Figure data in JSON

^^^^

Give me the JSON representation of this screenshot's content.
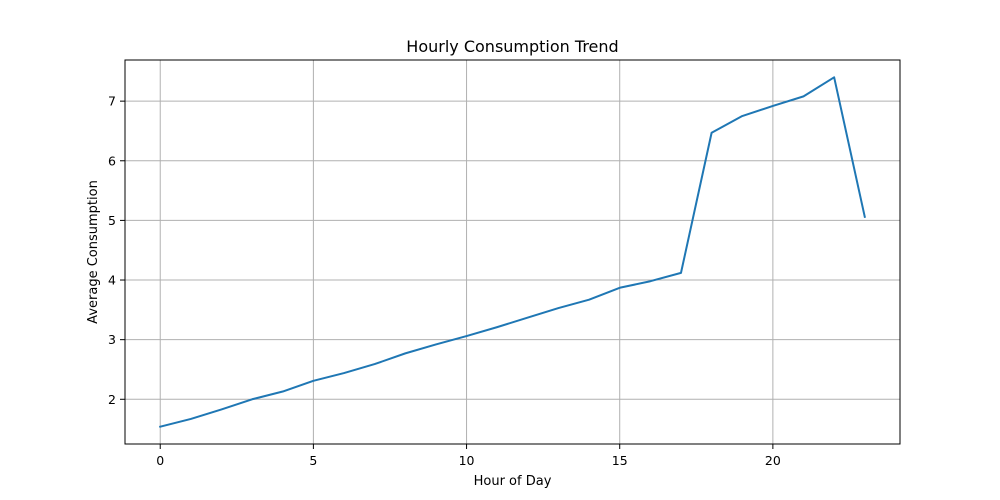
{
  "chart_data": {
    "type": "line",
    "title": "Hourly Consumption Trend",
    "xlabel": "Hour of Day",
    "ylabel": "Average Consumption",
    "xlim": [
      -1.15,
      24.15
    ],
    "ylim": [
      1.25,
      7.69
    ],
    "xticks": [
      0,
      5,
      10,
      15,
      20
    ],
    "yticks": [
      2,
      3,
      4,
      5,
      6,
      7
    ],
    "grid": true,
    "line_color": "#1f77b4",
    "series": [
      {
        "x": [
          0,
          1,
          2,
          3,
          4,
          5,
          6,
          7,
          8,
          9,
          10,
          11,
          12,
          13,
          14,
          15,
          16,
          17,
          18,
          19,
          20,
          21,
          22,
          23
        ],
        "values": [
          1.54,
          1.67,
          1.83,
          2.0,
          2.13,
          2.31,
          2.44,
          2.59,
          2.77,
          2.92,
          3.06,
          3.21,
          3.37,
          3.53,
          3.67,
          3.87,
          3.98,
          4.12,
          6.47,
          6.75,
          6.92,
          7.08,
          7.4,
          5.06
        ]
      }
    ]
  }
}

^^^^

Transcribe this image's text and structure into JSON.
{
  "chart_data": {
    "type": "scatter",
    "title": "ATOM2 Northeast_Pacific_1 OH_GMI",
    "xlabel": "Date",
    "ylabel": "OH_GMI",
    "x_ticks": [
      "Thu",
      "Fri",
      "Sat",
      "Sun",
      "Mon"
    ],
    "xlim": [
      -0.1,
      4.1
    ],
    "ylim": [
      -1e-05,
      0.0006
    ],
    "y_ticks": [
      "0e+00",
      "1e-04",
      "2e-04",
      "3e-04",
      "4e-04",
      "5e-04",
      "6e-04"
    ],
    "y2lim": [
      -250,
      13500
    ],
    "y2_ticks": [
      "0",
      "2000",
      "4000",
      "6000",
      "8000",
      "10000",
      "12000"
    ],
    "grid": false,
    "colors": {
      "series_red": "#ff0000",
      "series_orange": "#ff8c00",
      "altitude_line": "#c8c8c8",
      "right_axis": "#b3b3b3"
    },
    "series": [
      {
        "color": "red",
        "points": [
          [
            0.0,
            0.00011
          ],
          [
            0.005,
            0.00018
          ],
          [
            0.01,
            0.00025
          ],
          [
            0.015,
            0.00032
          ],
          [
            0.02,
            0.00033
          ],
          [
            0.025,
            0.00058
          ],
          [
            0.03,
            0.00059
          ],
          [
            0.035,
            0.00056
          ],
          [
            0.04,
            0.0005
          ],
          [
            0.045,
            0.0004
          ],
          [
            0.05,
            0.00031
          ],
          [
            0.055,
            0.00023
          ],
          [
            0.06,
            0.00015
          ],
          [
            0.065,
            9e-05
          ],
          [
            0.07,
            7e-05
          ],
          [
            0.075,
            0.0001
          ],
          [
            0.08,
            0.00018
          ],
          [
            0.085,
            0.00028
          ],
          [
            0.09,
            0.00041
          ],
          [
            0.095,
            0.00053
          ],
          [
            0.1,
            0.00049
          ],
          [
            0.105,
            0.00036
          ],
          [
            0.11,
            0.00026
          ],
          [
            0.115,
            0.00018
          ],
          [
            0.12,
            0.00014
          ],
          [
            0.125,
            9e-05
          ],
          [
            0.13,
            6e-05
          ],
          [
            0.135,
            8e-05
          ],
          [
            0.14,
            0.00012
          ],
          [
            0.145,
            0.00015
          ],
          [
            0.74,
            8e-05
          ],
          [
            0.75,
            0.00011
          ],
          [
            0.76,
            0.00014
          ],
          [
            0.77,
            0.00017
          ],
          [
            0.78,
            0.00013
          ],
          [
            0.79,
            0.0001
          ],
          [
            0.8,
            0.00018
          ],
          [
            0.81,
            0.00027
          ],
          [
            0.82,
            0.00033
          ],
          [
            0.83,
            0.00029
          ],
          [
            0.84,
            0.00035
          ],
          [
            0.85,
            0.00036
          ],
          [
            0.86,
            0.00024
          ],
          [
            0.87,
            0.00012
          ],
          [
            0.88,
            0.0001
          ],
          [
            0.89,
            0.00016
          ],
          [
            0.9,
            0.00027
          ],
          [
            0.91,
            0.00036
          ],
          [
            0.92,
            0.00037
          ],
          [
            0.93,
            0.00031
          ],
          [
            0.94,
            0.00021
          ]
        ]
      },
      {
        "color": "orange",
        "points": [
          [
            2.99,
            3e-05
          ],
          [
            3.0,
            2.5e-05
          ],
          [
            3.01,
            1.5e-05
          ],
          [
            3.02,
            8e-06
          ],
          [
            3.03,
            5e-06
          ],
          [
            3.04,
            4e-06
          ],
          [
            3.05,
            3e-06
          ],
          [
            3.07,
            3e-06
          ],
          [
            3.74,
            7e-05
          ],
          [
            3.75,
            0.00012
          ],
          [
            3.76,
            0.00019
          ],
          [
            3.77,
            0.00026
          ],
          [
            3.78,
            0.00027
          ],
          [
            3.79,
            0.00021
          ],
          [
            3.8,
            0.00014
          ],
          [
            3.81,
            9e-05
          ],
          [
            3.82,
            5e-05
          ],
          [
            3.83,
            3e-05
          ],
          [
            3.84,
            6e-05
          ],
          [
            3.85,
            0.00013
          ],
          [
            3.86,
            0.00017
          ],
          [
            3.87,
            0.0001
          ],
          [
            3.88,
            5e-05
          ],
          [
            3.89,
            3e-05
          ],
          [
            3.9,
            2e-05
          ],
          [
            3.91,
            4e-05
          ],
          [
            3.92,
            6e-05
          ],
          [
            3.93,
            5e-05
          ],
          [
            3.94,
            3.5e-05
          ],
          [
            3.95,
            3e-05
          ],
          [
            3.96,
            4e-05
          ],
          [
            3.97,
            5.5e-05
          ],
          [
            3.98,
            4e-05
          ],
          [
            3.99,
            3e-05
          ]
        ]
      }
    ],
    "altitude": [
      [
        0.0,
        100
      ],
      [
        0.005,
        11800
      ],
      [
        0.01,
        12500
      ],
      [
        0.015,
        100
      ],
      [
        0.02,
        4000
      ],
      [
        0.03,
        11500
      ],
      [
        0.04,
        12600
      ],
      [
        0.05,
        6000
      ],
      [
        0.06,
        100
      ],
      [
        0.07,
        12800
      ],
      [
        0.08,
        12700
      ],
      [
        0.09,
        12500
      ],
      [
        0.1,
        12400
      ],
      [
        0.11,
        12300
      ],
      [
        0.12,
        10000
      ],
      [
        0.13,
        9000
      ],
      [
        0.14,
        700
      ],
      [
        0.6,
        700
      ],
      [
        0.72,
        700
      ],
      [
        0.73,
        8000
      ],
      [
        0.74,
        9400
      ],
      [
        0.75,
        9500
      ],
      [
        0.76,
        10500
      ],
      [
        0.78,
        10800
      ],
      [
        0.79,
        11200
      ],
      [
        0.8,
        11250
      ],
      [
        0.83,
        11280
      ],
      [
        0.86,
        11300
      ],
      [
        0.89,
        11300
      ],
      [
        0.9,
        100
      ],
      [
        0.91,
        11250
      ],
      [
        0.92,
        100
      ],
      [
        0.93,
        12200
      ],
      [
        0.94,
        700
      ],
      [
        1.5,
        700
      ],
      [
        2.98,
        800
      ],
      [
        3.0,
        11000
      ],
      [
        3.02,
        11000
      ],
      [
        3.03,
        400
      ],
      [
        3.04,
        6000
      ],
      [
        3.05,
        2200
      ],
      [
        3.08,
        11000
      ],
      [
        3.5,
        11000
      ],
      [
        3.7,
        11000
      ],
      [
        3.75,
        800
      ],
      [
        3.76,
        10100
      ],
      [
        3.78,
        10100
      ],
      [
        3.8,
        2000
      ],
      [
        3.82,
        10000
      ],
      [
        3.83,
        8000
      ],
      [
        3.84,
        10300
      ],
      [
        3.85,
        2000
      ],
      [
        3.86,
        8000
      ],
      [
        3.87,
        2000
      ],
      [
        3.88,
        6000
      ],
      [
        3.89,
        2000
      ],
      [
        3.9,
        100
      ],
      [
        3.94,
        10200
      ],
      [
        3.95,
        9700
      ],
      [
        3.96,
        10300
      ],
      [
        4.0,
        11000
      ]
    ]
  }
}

^^^^

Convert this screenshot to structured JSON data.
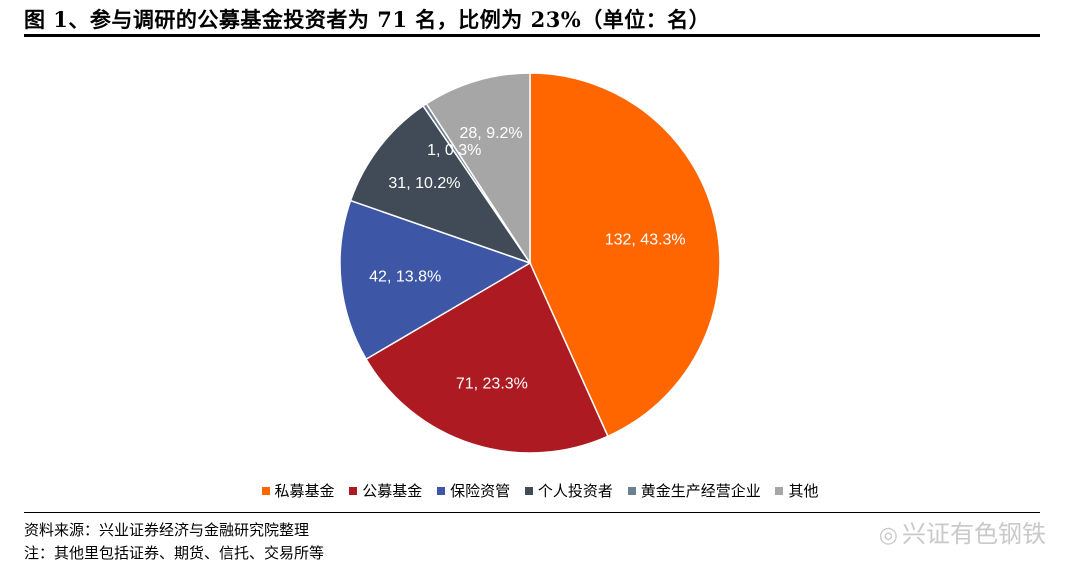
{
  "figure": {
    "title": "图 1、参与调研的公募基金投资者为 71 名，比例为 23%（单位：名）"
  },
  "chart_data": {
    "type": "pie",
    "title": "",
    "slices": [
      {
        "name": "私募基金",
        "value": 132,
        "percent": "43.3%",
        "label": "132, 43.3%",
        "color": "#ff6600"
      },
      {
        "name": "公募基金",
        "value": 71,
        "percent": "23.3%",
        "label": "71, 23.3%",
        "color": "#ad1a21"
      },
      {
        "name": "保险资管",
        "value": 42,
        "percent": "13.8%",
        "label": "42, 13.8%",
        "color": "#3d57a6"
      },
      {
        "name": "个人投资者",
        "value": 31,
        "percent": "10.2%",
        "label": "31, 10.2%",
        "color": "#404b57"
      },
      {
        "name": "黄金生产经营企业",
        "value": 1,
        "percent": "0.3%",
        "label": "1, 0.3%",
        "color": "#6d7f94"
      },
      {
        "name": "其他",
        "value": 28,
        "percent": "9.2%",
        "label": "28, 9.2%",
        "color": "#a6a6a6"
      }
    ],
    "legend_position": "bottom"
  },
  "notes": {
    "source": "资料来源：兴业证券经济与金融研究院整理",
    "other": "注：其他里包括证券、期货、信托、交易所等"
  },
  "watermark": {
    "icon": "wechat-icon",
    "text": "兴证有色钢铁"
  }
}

^^^^

▸ **Aim**
Gather every line from the listing above in which the word "Consumption" appears.

▸ **Written answer**
    "title": "Hourly Consumption Trend",
    "ylabel": "Average Consumption",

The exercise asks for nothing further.